**Task instructions:**
Could you write out every entry exactly as it stands?
═════ Source records ═════
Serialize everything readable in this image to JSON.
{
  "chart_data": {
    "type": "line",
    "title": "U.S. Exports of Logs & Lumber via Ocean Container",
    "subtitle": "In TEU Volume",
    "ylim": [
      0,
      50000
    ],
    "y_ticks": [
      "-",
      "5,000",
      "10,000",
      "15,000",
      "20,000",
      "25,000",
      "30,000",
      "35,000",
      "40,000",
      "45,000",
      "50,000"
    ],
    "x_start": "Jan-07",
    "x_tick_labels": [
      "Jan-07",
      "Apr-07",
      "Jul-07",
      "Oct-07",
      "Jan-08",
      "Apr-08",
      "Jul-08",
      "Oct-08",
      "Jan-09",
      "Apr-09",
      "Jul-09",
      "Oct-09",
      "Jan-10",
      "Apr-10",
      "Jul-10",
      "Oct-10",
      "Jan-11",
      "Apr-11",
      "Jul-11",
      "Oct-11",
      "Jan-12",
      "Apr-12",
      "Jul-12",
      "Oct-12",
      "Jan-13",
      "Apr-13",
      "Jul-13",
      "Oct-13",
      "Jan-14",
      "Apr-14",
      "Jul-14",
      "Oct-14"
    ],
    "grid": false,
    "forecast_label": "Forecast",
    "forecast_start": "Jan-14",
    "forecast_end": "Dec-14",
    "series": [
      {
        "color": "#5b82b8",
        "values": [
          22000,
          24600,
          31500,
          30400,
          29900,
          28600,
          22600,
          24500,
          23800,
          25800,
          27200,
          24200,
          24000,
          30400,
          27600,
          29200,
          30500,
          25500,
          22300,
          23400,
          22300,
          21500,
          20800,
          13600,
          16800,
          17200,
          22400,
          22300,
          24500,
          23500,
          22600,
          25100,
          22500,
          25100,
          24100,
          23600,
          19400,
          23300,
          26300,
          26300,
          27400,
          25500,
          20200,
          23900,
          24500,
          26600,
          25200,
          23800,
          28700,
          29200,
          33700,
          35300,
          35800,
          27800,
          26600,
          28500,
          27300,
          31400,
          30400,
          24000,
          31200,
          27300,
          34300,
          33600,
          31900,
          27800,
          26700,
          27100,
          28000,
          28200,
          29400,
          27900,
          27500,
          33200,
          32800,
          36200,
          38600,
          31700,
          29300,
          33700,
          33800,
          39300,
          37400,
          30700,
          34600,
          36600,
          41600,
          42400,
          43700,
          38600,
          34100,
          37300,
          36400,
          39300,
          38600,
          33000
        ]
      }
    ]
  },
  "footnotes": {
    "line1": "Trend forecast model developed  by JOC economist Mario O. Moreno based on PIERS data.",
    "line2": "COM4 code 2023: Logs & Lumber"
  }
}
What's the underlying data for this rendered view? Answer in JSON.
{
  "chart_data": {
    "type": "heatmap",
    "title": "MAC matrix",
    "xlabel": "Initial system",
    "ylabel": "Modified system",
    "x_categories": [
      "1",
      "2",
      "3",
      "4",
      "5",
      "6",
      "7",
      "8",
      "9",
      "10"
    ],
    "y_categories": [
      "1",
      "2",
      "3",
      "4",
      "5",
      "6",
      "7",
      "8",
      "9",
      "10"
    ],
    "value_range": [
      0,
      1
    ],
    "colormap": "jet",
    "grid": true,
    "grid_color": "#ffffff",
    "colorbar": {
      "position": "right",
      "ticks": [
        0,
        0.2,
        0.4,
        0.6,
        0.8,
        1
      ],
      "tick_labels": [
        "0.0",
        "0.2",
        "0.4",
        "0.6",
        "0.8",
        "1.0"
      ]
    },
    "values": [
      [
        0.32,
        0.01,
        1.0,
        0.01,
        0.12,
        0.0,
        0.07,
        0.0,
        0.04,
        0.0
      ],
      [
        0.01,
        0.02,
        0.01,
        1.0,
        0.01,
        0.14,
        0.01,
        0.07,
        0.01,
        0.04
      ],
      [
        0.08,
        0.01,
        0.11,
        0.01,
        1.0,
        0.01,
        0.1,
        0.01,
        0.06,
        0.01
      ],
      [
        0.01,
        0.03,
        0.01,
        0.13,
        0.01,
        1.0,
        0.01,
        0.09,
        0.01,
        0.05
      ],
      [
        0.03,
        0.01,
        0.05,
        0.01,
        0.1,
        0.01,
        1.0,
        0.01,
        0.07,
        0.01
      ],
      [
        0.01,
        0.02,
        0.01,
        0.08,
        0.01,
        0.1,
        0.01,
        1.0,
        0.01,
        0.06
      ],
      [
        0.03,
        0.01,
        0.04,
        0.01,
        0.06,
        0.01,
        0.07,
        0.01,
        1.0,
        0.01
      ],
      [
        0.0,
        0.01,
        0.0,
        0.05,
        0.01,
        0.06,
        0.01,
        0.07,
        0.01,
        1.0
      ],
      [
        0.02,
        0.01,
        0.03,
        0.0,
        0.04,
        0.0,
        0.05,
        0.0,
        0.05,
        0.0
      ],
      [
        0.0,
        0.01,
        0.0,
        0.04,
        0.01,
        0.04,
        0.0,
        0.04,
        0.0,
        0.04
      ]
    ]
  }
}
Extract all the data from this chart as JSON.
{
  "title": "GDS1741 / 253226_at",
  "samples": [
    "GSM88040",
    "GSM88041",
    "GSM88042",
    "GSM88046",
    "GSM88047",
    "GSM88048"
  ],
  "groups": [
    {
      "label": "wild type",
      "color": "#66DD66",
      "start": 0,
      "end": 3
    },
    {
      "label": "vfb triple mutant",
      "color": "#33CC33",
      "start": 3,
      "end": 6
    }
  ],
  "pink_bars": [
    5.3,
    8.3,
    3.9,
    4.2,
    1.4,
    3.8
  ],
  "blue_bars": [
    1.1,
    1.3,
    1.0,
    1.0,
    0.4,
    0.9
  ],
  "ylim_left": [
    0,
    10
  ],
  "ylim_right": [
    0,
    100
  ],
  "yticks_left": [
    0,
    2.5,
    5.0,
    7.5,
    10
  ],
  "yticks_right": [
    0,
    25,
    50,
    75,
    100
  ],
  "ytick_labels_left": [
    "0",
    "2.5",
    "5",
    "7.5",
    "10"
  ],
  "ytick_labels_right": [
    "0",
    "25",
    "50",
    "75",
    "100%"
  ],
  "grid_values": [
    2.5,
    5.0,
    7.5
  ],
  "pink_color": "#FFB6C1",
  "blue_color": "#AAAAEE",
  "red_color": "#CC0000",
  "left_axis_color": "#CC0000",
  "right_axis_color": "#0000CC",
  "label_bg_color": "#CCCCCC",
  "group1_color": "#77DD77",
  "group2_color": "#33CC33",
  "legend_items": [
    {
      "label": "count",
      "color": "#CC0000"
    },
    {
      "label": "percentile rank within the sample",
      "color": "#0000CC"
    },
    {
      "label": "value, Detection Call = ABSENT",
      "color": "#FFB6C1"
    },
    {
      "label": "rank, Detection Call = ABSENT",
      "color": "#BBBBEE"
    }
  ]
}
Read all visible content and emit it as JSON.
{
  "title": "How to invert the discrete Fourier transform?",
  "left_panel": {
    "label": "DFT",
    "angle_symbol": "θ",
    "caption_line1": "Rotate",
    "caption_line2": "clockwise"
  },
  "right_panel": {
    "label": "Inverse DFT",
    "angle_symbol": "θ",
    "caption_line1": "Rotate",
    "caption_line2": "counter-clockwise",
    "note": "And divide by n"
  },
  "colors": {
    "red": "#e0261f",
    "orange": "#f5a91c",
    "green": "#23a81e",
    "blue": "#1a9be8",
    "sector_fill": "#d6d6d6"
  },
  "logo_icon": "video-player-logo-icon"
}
═════
**Solution to this task:**
Serialize everything readable in this image to JSON.
{
  "chart_data": {
    "type": "line",
    "title": "U.S. Exports of Logs & Lumber via Ocean Container",
    "subtitle": "In TEU Volume",
    "ylim": [
      0,
      50000
    ],
    "y_ticks": [
      "-",
      "5,000",
      "10,000",
      "15,000",
      "20,000",
      "25,000",
      "30,000",
      "35,000",
      "40,000",
      "45,000",
      "50,000"
    ],
    "x_start": "Jan-07",
    "x_tick_labels": [
      "Jan-07",
      "Apr-07",
      "Jul-07",
      "Oct-07",
      "Jan-08",
      "Apr-08",
      "Jul-08",
      "Oct-08",
      "Jan-09",
      "Apr-09",
      "Jul-09",
      "Oct-09",
      "Jan-10",
      "Apr-10",
      "Jul-10",
      "Oct-10",
      "Jan-11",
      "Apr-11",
      "Jul-11",
      "Oct-11",
      "Jan-12",
      "Apr-12",
      "Jul-12",
      "Oct-12",
      "Jan-13",
      "Apr-13",
      "Jul-13",
      "Oct-13",
      "Jan-14",
      "Apr-14",
      "Jul-14",
      "Oct-14"
    ],
    "grid": false,
    "forecast_label": "Forecast",
    "forecast_start": "Jan-14",
    "forecast_end": "Dec-14",
    "series": [
      {
        "color": "#5b82b8",
        "values": [
          22000,
          24600,
          31500,
          30400,
          29900,
          28600,
          22600,
          24500,
          23800,
          25800,
          27200,
          24200,
          24000,
          30400,
          27600,
          29200,
          30500,
          25500,
          22300,
          23400,
          22300,
          21500,
          20800,
          13600,
          16800,
          17200,
          22400,
          22300,
          24500,
          23500,
          22600,
          25100,
          22500,
          25100,
          24100,
          23600,
          19400,
          23300,
          26300,
          26300,
          27400,
          25500,
          20200,
          23900,
          24500,
          26600,
          25200,
          23800,
          28700,
          29200,
          33700,
          35300,
          35800,
          27800,
          26600,
          28500,
          27300,
          31400,
          30400,
          24000,
          31200,
          27300,
          34300,
          33600,
          31900,
          27800,
          26700,
          27100,
          28000,
          28200,
          29400,
          27900,
          27500,
          33200,
          32800,
          36200,
          38600,
          31700,
          29300,
          33700,
          33800,
          39300,
          37400,
          30700,
          34600,
          36600,
          41600,
          42400,
          43700,
          38600,
          34100,
          37300,
          36400,
          39300,
          38600,
          33000
        ]
      }
    ]
  },
  "footnotes": {
    "line1": "Trend forecast model developed  by JOC economist Mario O. Moreno based on PIERS data.",
    "line2": "COM4 code 2023: Logs & Lumber"
  }
}
What's the underlying data for this rendered view? Answer in JSON.
{
  "chart_data": {
    "type": "heatmap",
    "title": "MAC matrix",
    "xlabel": "Initial system",
    "ylabel": "Modified system",
    "x_categories": [
      "1",
      "2",
      "3",
      "4",
      "5",
      "6",
      "7",
      "8",
      "9",
      "10"
    ],
    "y_categories": [
      "1",
      "2",
      "3",
      "4",
      "5",
      "6",
      "7",
      "8",
      "9",
      "10"
    ],
    "value_range": [
      0,
      1
    ],
    "colormap": "jet",
    "grid": true,
    "grid_color": "#ffffff",
    "colorbar": {
      "position": "right",
      "ticks": [
        0,
        0.2,
        0.4,
        0.6,
        0.8,
        1
      ],
      "tick_labels": [
        "0.0",
        "0.2",
        "0.4",
        "0.6",
        "0.8",
        "1.0"
      ]
    },
    "values": [
      [
        0.32,
        0.01,
        1.0,
        0.01,
        0.12,
        0.0,
        0.07,
        0.0,
        0.04,
        0.0
      ],
      [
        0.01,
        0.02,
        0.01,
        1.0,
        0.01,
        0.14,
        0.01,
        0.07,
        0.01,
        0.04
      ],
      [
        0.08,
        0.01,
        0.11,
        0.01,
        1.0,
        0.01,
        0.1,
        0.01,
        0.06,
        0.01
      ],
      [
        0.01,
        0.03,
        0.01,
        0.13,
        0.01,
        1.0,
        0.01,
        0.09,
        0.01,
        0.05
      ],
      [
        0.03,
        0.01,
        0.05,
        0.01,
        0.1,
        0.01,
        1.0,
        0.01,
        0.07,
        0.01
      ],
      [
        0.01,
        0.02,
        0.01,
        0.08,
        0.01,
        0.1,
        0.01,
        1.0,
        0.01,
        0.06
      ],
      [
        0.03,
        0.01,
        0.04,
        0.01,
        0.06,
        0.01,
        0.07,
        0.01,
        1.0,
        0.01
      ],
      [
        0.0,
        0.01,
        0.0,
        0.05,
        0.01,
        0.06,
        0.01,
        0.07,
        0.01,
        1.0
      ],
      [
        0.02,
        0.01,
        0.03,
        0.0,
        0.04,
        0.0,
        0.05,
        0.0,
        0.05,
        0.0
      ],
      [
        0.0,
        0.01,
        0.0,
        0.04,
        0.01,
        0.04,
        0.0,
        0.04,
        0.0,
        0.04
      ]
    ]
  }
}
Extract all the data from this chart as JSON.
{
  "title": "GDS1741 / 253226_at",
  "samples": [
    "GSM88040",
    "GSM88041",
    "GSM88042",
    "GSM88046",
    "GSM88047",
    "GSM88048"
  ],
  "groups": [
    {
      "label": "wild type",
      "color": "#66DD66",
      "start": 0,
      "end": 3
    },
    {
      "label": "vfb triple mutant",
      "color": "#33CC33",
      "start": 3,
      "end": 6
    }
  ],
  "pink_bars": [
    5.3,
    8.3,
    3.9,
    4.2,
    1.4,
    3.8
  ],
  "blue_bars": [
    1.1,
    1.3,
    1.0,
    1.0,
    0.4,
    0.9
  ],
  "ylim_left": [
    0,
    10
  ],
  "ylim_right": [
    0,
    100
  ],
  "yticks_left": [
    0,
    2.5,
    5.0,
    7.5,
    10
  ],
  "yticks_right": [
    0,
    25,
    50,
    75,
    100
  ],
  "ytick_labels_left": [
    "0",
    "2.5",
    "5",
    "7.5",
    "10"
  ],
  "ytick_labels_right": [
    "0",
    "25",
    "50",
    "75",
    "100%"
  ],
  "grid_values": [
    2.5,
    5.0,
    7.5
  ],
  "pink_color": "#FFB6C1",
  "blue_color": "#AAAAEE",
  "red_color": "#CC0000",
  "left_axis_color": "#CC0000",
  "right_axis_color": "#0000CC",
  "label_bg_color": "#CCCCCC",
  "group1_color": "#77DD77",
  "group2_color": "#33CC33",
  "legend_items": [
    {
      "label": "count",
      "color": "#CC0000"
    },
    {
      "label": "percentile rank within the sample",
      "color": "#0000CC"
    },
    {
      "label": "value, Detection Call = ABSENT",
      "color": "#FFB6C1"
    },
    {
      "label": "rank, Detection Call = ABSENT",
      "color": "#BBBBEE"
    }
  ]
}
Read all visible content and emit it as JSON.
{
  "title": "How to invert the discrete Fourier transform?",
  "left_panel": {
    "label": "DFT",
    "angle_symbol": "θ",
    "caption_line1": "Rotate",
    "caption_line2": "clockwise"
  },
  "right_panel": {
    "label": "Inverse DFT",
    "angle_symbol": "θ",
    "caption_line1": "Rotate",
    "caption_line2": "counter-clockwise",
    "note": "And divide by n"
  },
  "colors": {
    "red": "#e0261f",
    "orange": "#f5a91c",
    "green": "#23a81e",
    "blue": "#1a9be8",
    "sector_fill": "#d6d6d6"
  },
  "logo_icon": "video-player-logo-icon"
}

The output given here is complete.